**Your task:**
Reproduce verbatim the final portion of the material below, from the line containing "Output the text content of this document." through its last line, and nothing else.

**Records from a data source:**
+--

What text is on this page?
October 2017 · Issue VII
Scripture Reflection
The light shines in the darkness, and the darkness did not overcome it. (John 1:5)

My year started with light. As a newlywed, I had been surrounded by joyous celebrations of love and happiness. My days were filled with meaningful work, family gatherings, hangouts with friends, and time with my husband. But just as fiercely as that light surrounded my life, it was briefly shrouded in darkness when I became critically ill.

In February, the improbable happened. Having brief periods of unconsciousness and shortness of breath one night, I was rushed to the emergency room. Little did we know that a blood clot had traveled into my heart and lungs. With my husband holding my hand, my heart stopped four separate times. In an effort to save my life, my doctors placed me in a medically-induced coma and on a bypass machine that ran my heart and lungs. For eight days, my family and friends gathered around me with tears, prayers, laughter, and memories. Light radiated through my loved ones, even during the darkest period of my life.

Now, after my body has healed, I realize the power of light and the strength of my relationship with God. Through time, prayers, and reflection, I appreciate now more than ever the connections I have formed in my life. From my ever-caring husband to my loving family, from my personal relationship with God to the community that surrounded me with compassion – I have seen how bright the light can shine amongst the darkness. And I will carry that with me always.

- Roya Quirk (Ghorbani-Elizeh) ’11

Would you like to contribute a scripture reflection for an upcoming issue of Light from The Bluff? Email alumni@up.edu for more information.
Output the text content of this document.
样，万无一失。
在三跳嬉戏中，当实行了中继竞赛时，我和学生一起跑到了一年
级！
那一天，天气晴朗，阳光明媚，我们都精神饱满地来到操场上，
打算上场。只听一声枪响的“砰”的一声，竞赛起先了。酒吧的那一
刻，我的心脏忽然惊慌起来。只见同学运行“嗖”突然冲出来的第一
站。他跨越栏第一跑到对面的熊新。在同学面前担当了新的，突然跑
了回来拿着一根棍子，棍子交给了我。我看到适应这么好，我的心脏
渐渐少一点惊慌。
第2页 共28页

+--

**The response:**
Output the text content of this document.
样，万无一失。
在三跳嬉戏中，当实行了中继竞赛时，我和学生一起跑到了一年
级！
那一天，天气晴朗，阳光明媚，我们都精神饱满地来到操场上，
打算上场。只听一声枪响的“砰”的一声，竞赛起先了。酒吧的那一
刻，我的心脏忽然惊慌起来。只见同学运行“嗖”突然冲出来的第一
站。他跨越栏第一跑到对面的熊新。在同学面前担当了新的，突然跑
了回来拿着一根棍子，棍子交给了我。我看到适应这么好，我的心脏
渐渐少一点惊慌。
第2页 共28页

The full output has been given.